** begin Information shown **
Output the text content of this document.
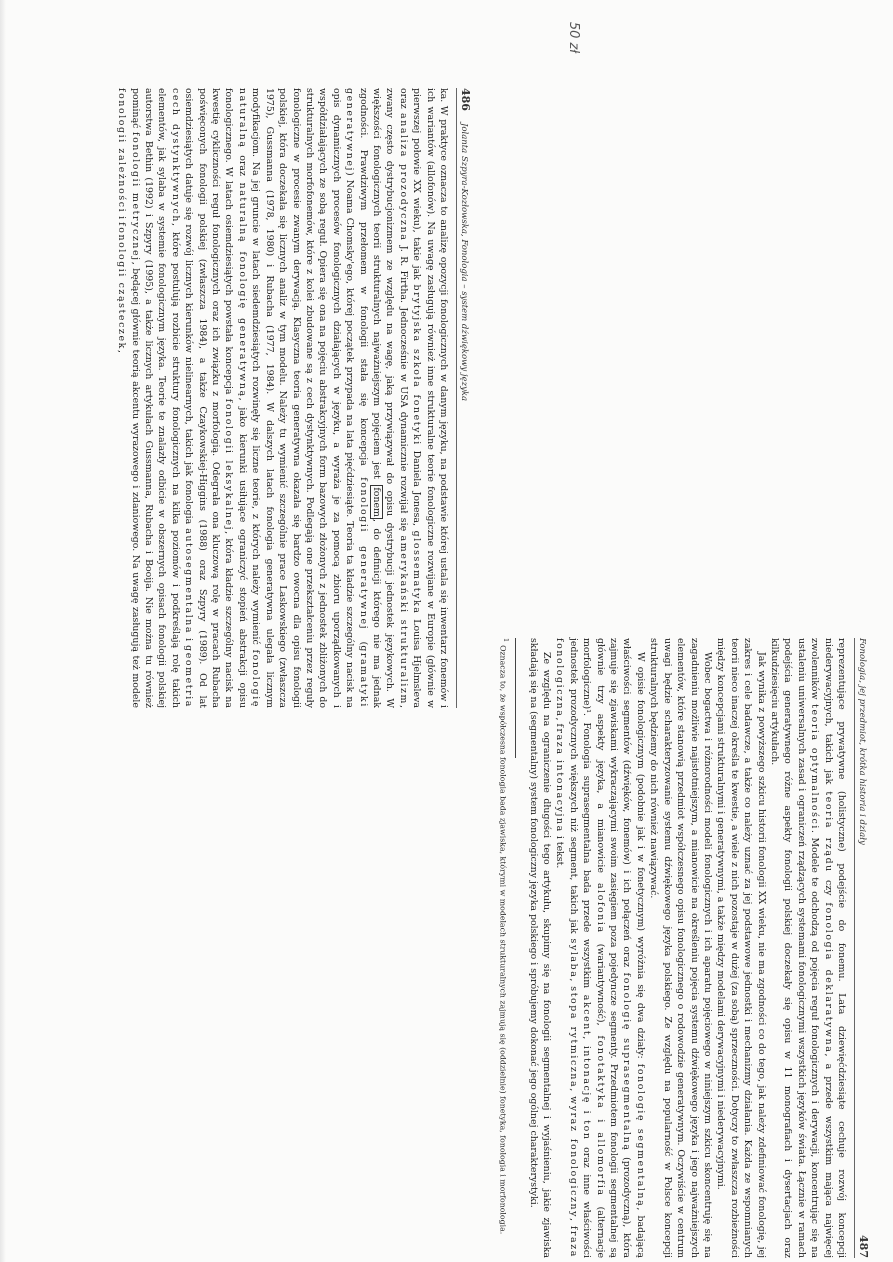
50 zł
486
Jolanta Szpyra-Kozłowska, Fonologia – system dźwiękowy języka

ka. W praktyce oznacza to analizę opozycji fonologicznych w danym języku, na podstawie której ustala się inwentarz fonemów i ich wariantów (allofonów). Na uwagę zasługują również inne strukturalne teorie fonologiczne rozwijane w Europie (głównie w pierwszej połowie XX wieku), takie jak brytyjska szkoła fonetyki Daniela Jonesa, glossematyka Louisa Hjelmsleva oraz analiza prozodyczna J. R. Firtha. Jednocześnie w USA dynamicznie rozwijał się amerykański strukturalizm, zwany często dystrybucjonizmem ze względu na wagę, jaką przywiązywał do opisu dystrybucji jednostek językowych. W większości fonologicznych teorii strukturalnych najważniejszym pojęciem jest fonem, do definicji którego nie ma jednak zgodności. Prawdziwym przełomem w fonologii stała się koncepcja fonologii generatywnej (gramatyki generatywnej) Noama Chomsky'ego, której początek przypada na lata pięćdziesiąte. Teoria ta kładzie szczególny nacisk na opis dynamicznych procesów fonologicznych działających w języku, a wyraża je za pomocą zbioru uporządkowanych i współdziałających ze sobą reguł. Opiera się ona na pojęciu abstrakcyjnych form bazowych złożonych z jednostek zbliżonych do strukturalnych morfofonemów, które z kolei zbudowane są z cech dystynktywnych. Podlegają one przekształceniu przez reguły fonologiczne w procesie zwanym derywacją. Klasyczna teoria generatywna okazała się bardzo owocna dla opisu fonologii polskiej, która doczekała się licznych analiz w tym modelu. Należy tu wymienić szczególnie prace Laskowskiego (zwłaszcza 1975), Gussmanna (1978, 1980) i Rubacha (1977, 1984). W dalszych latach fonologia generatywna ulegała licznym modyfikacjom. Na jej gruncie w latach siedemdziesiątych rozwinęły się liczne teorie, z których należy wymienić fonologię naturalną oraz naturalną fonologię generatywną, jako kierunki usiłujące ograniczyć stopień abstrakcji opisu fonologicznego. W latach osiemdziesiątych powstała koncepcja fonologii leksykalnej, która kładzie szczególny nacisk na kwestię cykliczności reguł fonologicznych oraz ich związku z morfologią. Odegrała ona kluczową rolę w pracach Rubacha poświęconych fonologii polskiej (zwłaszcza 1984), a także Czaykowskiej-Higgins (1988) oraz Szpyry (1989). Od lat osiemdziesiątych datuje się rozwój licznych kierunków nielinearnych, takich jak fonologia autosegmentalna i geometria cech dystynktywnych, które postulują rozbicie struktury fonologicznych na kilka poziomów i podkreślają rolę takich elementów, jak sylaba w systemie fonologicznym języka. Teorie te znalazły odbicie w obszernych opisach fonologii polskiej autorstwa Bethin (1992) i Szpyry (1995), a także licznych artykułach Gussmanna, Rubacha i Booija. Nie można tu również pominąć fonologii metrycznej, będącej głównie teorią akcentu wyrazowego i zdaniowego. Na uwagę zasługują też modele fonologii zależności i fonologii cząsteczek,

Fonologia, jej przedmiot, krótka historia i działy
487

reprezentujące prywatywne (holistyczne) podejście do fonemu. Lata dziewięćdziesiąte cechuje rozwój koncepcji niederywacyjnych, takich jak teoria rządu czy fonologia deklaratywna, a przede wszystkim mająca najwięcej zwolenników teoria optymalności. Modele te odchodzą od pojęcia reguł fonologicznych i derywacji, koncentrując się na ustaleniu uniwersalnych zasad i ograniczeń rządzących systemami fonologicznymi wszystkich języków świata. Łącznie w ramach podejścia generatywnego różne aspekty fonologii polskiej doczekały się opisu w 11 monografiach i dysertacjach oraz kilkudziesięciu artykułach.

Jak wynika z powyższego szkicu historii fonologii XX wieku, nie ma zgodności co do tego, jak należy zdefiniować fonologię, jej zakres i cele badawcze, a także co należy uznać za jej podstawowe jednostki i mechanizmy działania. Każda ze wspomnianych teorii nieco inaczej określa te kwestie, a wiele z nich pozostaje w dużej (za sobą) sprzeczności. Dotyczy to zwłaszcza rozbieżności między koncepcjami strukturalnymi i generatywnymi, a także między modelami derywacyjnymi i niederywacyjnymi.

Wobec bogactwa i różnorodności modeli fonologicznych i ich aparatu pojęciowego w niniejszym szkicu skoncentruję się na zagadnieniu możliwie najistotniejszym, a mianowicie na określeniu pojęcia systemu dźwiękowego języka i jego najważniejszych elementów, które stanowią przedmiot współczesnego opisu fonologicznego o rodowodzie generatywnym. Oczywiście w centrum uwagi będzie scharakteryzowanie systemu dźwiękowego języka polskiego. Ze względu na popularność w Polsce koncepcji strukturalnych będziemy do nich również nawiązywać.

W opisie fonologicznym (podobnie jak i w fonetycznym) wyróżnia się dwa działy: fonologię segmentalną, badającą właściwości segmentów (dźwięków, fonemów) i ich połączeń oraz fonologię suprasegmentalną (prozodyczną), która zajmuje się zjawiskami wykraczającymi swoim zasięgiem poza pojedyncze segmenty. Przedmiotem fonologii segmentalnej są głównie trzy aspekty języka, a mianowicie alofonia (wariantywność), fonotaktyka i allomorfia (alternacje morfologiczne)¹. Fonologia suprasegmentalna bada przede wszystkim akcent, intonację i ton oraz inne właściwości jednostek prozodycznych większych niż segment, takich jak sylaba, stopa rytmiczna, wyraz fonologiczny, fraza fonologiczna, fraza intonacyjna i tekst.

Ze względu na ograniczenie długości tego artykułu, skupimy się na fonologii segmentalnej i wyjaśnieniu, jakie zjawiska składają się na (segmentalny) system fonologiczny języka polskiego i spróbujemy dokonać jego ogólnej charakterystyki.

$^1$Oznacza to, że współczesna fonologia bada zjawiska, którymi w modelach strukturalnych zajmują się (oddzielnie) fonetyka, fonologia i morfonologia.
** end Information shown **
** begin Information shown **
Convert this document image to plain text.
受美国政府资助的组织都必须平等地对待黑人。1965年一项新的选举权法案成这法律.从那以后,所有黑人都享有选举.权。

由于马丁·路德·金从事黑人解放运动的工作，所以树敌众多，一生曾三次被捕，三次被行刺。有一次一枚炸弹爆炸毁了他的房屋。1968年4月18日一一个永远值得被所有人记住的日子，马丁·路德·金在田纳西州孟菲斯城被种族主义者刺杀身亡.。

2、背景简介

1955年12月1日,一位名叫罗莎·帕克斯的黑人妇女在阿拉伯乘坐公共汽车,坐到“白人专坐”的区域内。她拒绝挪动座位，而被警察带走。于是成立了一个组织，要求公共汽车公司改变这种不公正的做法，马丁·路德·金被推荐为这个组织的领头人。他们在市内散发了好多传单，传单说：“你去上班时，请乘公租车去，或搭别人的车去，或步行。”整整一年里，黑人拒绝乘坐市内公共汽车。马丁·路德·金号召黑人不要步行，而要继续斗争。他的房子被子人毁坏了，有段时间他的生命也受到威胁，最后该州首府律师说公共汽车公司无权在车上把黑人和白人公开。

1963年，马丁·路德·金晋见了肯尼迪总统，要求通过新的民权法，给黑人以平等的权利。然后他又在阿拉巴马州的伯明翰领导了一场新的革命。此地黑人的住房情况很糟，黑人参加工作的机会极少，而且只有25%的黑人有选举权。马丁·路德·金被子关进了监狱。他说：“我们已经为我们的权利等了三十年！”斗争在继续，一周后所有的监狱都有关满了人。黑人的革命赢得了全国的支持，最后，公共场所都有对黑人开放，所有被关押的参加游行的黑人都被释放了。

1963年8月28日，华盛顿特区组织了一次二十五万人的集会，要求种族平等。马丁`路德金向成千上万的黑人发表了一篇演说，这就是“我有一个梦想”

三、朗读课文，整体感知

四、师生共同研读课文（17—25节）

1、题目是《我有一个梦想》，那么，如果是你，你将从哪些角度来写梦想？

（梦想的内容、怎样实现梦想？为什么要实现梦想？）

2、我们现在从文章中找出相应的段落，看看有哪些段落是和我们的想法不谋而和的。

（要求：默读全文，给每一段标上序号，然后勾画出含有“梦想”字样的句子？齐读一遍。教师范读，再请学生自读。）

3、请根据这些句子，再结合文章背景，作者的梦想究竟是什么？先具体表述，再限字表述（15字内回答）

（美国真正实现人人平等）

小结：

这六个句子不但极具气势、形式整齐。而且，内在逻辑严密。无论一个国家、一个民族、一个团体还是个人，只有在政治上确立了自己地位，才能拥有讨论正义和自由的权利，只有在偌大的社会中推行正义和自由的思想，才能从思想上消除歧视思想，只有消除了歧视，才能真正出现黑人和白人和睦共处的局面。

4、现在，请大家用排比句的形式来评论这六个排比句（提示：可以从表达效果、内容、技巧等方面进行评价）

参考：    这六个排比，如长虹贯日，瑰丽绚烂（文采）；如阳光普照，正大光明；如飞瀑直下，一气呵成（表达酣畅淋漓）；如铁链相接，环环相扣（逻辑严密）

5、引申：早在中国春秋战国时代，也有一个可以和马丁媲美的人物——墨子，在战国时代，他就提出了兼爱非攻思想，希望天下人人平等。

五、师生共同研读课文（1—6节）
** end Information shown **
Scan the listing above for the word "text" and show each line where it is found.

Output the text content of this document.
Convert this document image to plain text.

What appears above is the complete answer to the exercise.